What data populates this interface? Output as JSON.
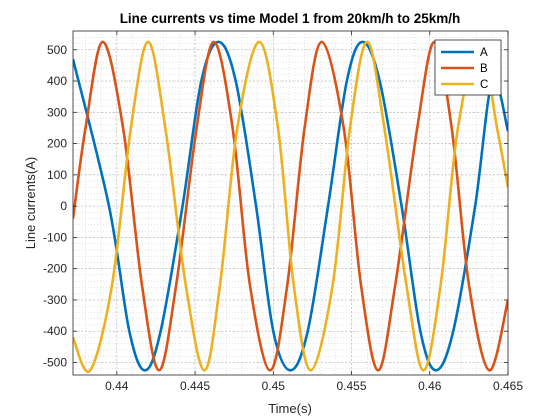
{
  "chart_data": {
    "type": "line",
    "title": "Line currents vs time Model 1 from 20km/h to 25km/h",
    "xlabel": "Time(s)",
    "ylabel": "Line currents(A)",
    "xlim": [
      0.4372,
      0.465
    ],
    "ylim": [
      -540,
      560
    ],
    "xticks": [
      0.44,
      0.445,
      0.45,
      0.455,
      0.46,
      0.465
    ],
    "xtick_labels": [
      "0.44",
      "0.445",
      "0.45",
      "0.455",
      "0.46",
      "0.465"
    ],
    "yticks": [
      -500,
      -400,
      -300,
      -200,
      -100,
      0,
      100,
      200,
      300,
      400,
      500
    ],
    "ytick_labels": [
      "-500",
      "-400",
      "-300",
      "-200",
      "-100",
      "0",
      "100",
      "200",
      "300",
      "400",
      "500"
    ],
    "grid": true,
    "minor_grid": true,
    "legend_position": "top-right",
    "series": [
      {
        "name": "A",
        "color": "#0072BD",
        "x": [
          0.4372,
          0.4395,
          0.4408,
          0.4418,
          0.4428,
          0.4442,
          0.4454,
          0.4465,
          0.4476,
          0.4489,
          0.45,
          0.4511,
          0.4522,
          0.4535,
          0.4547,
          0.4557,
          0.4568,
          0.4582,
          0.4594,
          0.4604,
          0.4615,
          0.4629,
          0.464,
          0.465
        ],
        "y": [
          470,
          0,
          -400,
          -525,
          -400,
          0,
          400,
          525,
          400,
          0,
          -400,
          -525,
          -400,
          0,
          400,
          525,
          400,
          0,
          -400,
          -525,
          -400,
          0,
          400,
          240
        ]
      },
      {
        "name": "B",
        "color": "#D95319",
        "x": [
          0.4372,
          0.438,
          0.4391,
          0.4404,
          0.4416,
          0.4427,
          0.4438,
          0.4451,
          0.4462,
          0.4474,
          0.4485,
          0.4498,
          0.4509,
          0.452,
          0.4531,
          0.4545,
          0.4556,
          0.4567,
          0.4578,
          0.4592,
          0.4603,
          0.4614,
          0.4625,
          0.4638,
          0.465
        ],
        "y": [
          -40,
          250,
          525,
          250,
          -250,
          -525,
          -250,
          250,
          525,
          250,
          -250,
          -525,
          -250,
          250,
          525,
          250,
          -250,
          -525,
          -250,
          250,
          525,
          250,
          -250,
          -525,
          -300
        ]
      },
      {
        "name": "C",
        "color": "#EDB120",
        "x": [
          0.4372,
          0.4383,
          0.4397,
          0.4409,
          0.442,
          0.4431,
          0.4444,
          0.4456,
          0.4466,
          0.4477,
          0.4491,
          0.4503,
          0.4513,
          0.4524,
          0.4538,
          0.4549,
          0.456,
          0.4571,
          0.4585,
          0.4596,
          0.4607,
          0.4618,
          0.4632,
          0.4643,
          0.465
        ],
        "y": [
          -420,
          -525,
          -250,
          250,
          525,
          250,
          -250,
          -525,
          -250,
          250,
          525,
          250,
          -250,
          -525,
          -250,
          250,
          525,
          250,
          -250,
          -525,
          -250,
          250,
          525,
          250,
          60
        ]
      }
    ]
  }
}
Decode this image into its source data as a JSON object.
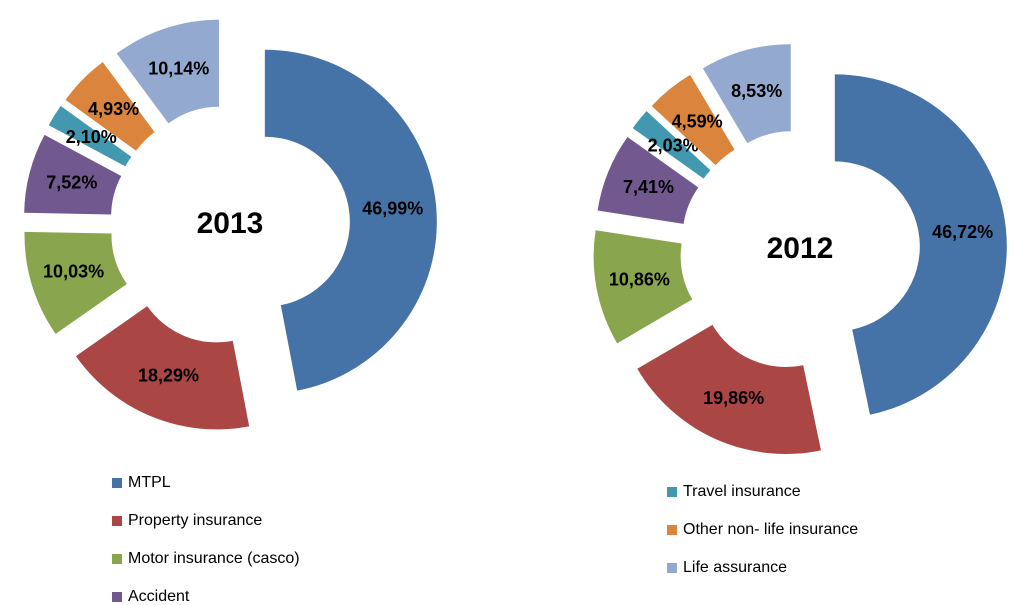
{
  "chart_data": [
    {
      "type": "donut",
      "title": "2013",
      "categories": [
        "MTPL",
        "Property insurance",
        "Motor insurance (casco)",
        "Accident",
        "Travel insurance",
        "Other non- life insurance",
        "Life assurance"
      ],
      "values": [
        46.99,
        18.29,
        10.03,
        7.52,
        2.1,
        4.93,
        10.14
      ],
      "value_labels": [
        "46,99%",
        "18,29%",
        "10,03%",
        "7,52%",
        "2,10%",
        "4,93%",
        "10,14%"
      ],
      "colors": [
        "#4572a7",
        "#aa4643",
        "#89a54e",
        "#71588f",
        "#4198af",
        "#db843d",
        "#93a9cf"
      ]
    },
    {
      "type": "donut",
      "title": "2012",
      "categories": [
        "MTPL",
        "Property insurance",
        "Motor insurance (casco)",
        "Accident",
        "Travel insurance",
        "Other non- life insurance",
        "Life assurance"
      ],
      "values": [
        46.72,
        19.86,
        10.86,
        7.41,
        2.03,
        4.59,
        8.53
      ],
      "value_labels": [
        "46,72%",
        "19,86%",
        "10,86%",
        "7,41%",
        "2,03%",
        "4,59%",
        "8,53%"
      ],
      "colors": [
        "#4572a7",
        "#aa4643",
        "#89a54e",
        "#71588f",
        "#4198af",
        "#db843d",
        "#93a9cf"
      ]
    }
  ]
}
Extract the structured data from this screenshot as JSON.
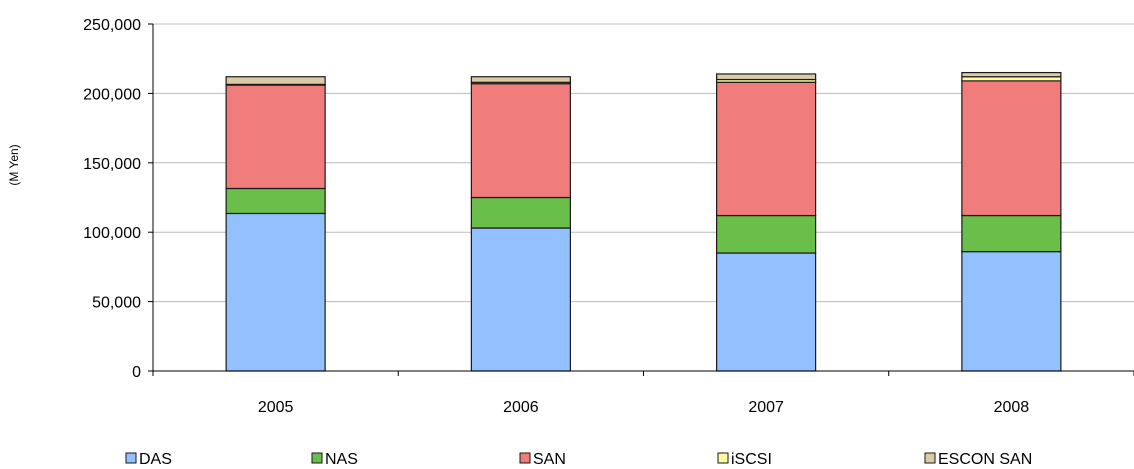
{
  "chart_data": {
    "type": "bar",
    "stacked": true,
    "title": "",
    "xlabel": "",
    "ylabel": "(M Yen)",
    "ylim": [
      0,
      250000
    ],
    "yticks": [
      "0",
      "50,000",
      "100,000",
      "150,000",
      "200,000",
      "250,000"
    ],
    "ytick_values": [
      0,
      50000,
      100000,
      150000,
      200000,
      250000
    ],
    "grid": true,
    "legend_position": "bottom",
    "categories": [
      "2005",
      "2006",
      "2007",
      "2008"
    ],
    "series": [
      {
        "name": "DAS",
        "color": "#93C1FF",
        "values": [
          113500,
          103000,
          85000,
          86000
        ]
      },
      {
        "name": "NAS",
        "color": "#6ABF4B",
        "values": [
          18000,
          22000,
          27000,
          26000
        ]
      },
      {
        "name": "SAN",
        "color": "#F07C7C",
        "values": [
          74500,
          82000,
          96000,
          97000
        ]
      },
      {
        "name": "iSCSI",
        "color": "#FFF9A0",
        "values": [
          500,
          1000,
          2000,
          3000
        ]
      },
      {
        "name": "ESCON SAN",
        "color": "#DCCBA6",
        "values": [
          5500,
          4000,
          4000,
          3000
        ]
      }
    ]
  }
}
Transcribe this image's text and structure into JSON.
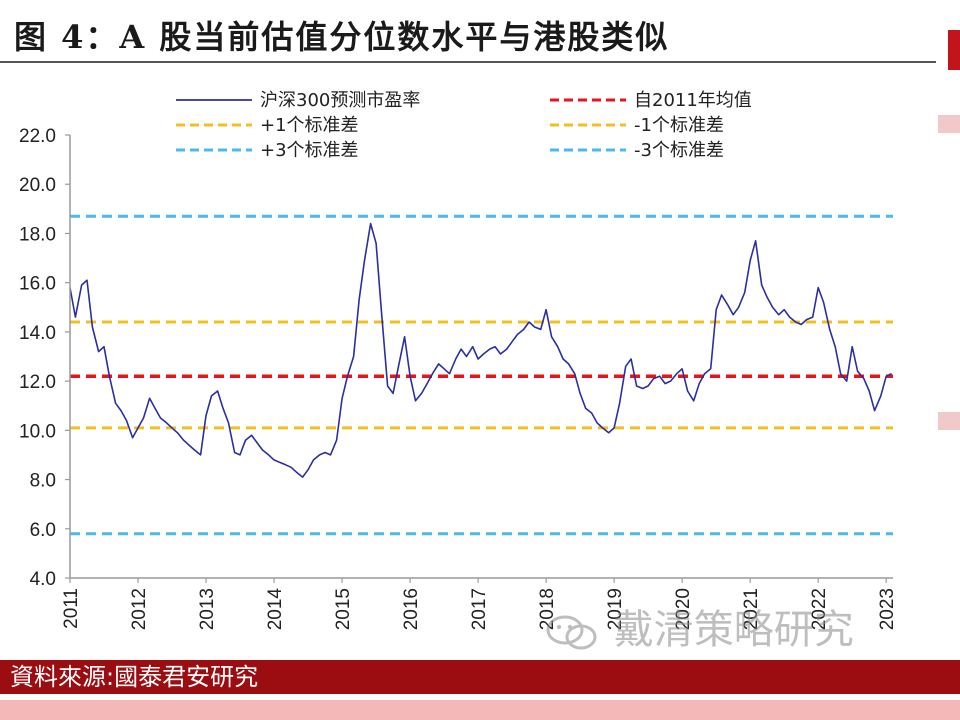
{
  "title": "图 4：A 股当前估值分位数水平与港股类似",
  "source": "資料來源:國泰君安研究",
  "watermark": "戴清策略研究",
  "colors": {
    "pe_line": "#2b2fa0",
    "mean_line": "#e8141c",
    "sd1_line": "#f0c020",
    "sd3_line": "#4cb8f0",
    "source_bar": "#9b0d10"
  },
  "chart_data": {
    "type": "line",
    "title": "",
    "xlabel": "",
    "ylabel": "",
    "ylim": [
      4.0,
      22.0
    ],
    "xlim": [
      2011.0,
      2023.1
    ],
    "yticks": [
      "4.0",
      "6.0",
      "8.0",
      "10.0",
      "12.0",
      "14.0",
      "16.0",
      "18.0",
      "20.0",
      "22.0"
    ],
    "xticks": [
      "2011",
      "2012",
      "2013",
      "2014",
      "2015",
      "2016",
      "2017",
      "2018",
      "2019",
      "2020",
      "2021",
      "2022",
      "2023"
    ],
    "grid": false,
    "legend_position": "top",
    "legend": [
      {
        "name": "沪深300预测市盈率",
        "style": "solid",
        "color": "#2b2fa0"
      },
      {
        "name": "自2011年均值",
        "style": "dashed",
        "color": "#e8141c"
      },
      {
        "name": "+1个标准差",
        "style": "dashed",
        "color": "#f0c020"
      },
      {
        "name": "-1个标准差",
        "style": "dashed",
        "color": "#f0c020"
      },
      {
        "name": "+3个标准差",
        "style": "dashed",
        "color": "#4cb8f0"
      },
      {
        "name": "-3个标准差",
        "style": "dashed",
        "color": "#4cb8f0"
      }
    ],
    "reference_lines": [
      {
        "name": "自2011年均值",
        "value": 12.2
      },
      {
        "name": "+1个标准差",
        "value": 14.4
      },
      {
        "name": "-1个标准差",
        "value": 10.1
      },
      {
        "name": "+3个标准差",
        "value": 18.7
      },
      {
        "name": "-3个标准差",
        "value": 5.8
      }
    ],
    "series": [
      {
        "name": "沪深300预测市盈率",
        "x": [
          2011.0,
          2011.08,
          2011.17,
          2011.25,
          2011.33,
          2011.42,
          2011.5,
          2011.58,
          2011.67,
          2011.75,
          2011.83,
          2011.92,
          2012.0,
          2012.08,
          2012.17,
          2012.25,
          2012.33,
          2012.42,
          2012.5,
          2012.58,
          2012.67,
          2012.75,
          2012.83,
          2012.92,
          2013.0,
          2013.08,
          2013.17,
          2013.25,
          2013.33,
          2013.42,
          2013.5,
          2013.58,
          2013.67,
          2013.75,
          2013.83,
          2013.92,
          2014.0,
          2014.08,
          2014.17,
          2014.25,
          2014.33,
          2014.42,
          2014.5,
          2014.58,
          2014.67,
          2014.75,
          2014.83,
          2014.92,
          2015.0,
          2015.08,
          2015.17,
          2015.25,
          2015.33,
          2015.42,
          2015.5,
          2015.58,
          2015.67,
          2015.75,
          2015.83,
          2015.92,
          2016.0,
          2016.08,
          2016.17,
          2016.25,
          2016.33,
          2016.42,
          2016.5,
          2016.58,
          2016.67,
          2016.75,
          2016.83,
          2016.92,
          2017.0,
          2017.08,
          2017.17,
          2017.25,
          2017.33,
          2017.42,
          2017.5,
          2017.58,
          2017.67,
          2017.75,
          2017.83,
          2017.92,
          2018.0,
          2018.08,
          2018.17,
          2018.25,
          2018.33,
          2018.42,
          2018.5,
          2018.58,
          2018.67,
          2018.75,
          2018.83,
          2018.92,
          2019.0,
          2019.08,
          2019.17,
          2019.25,
          2019.33,
          2019.42,
          2019.5,
          2019.58,
          2019.67,
          2019.75,
          2019.83,
          2019.92,
          2020.0,
          2020.08,
          2020.17,
          2020.25,
          2020.33,
          2020.42,
          2020.5,
          2020.58,
          2020.67,
          2020.75,
          2020.83,
          2020.92,
          2021.0,
          2021.08,
          2021.17,
          2021.25,
          2021.33,
          2021.42,
          2021.5,
          2021.58,
          2021.67,
          2021.75,
          2021.83,
          2021.92,
          2022.0,
          2022.08,
          2022.17,
          2022.25,
          2022.33,
          2022.42,
          2022.5,
          2022.58,
          2022.67,
          2022.75,
          2022.83,
          2022.92,
          2023.0,
          2023.08
        ],
        "values": [
          15.8,
          14.6,
          15.9,
          16.1,
          14.2,
          13.2,
          13.4,
          12.2,
          11.1,
          10.8,
          10.4,
          9.7,
          10.1,
          10.5,
          11.3,
          10.9,
          10.5,
          10.3,
          10.1,
          9.9,
          9.6,
          9.4,
          9.2,
          9.0,
          10.6,
          11.4,
          11.6,
          10.9,
          10.3,
          9.1,
          9.0,
          9.6,
          9.8,
          9.5,
          9.2,
          9.0,
          8.8,
          8.7,
          8.6,
          8.5,
          8.3,
          8.1,
          8.4,
          8.8,
          9.0,
          9.1,
          9.0,
          9.6,
          11.3,
          12.2,
          13.0,
          15.3,
          16.9,
          18.4,
          17.6,
          14.8,
          11.8,
          11.5,
          12.6,
          13.8,
          12.2,
          11.2,
          11.5,
          11.9,
          12.3,
          12.7,
          12.5,
          12.3,
          12.9,
          13.3,
          13.0,
          13.4,
          12.9,
          13.1,
          13.3,
          13.4,
          13.1,
          13.3,
          13.6,
          13.9,
          14.1,
          14.4,
          14.2,
          14.1,
          14.9,
          13.8,
          13.4,
          12.9,
          12.7,
          12.3,
          11.5,
          10.9,
          10.7,
          10.3,
          10.1,
          9.9,
          10.1,
          11.1,
          12.6,
          12.9,
          11.8,
          11.7,
          11.8,
          12.1,
          12.2,
          11.9,
          12.0,
          12.3,
          12.5,
          11.6,
          11.2,
          11.9,
          12.3,
          12.5,
          14.9,
          15.5,
          15.1,
          14.7,
          15.0,
          15.6,
          16.9,
          17.7,
          15.9,
          15.4,
          15.0,
          14.7,
          14.9,
          14.6,
          14.4,
          14.3,
          14.5,
          14.6,
          15.8,
          15.2,
          14.1,
          13.4,
          12.3,
          12.0,
          13.4,
          12.4,
          12.1,
          11.6,
          10.8,
          11.4,
          12.2,
          12.3
        ]
      }
    ]
  }
}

• WHAT YOU ARE ASKED TO DO: Show all lines from the records above where the word "JSON" occurs.

• ANSWER TO THIS TASK:
What data populates this interface? Output as JSON.
Decode this image into its source data as a JSON object.
Extract the structured data from this screenshot as JSON.
Transcribe this image's text and structure into JSON.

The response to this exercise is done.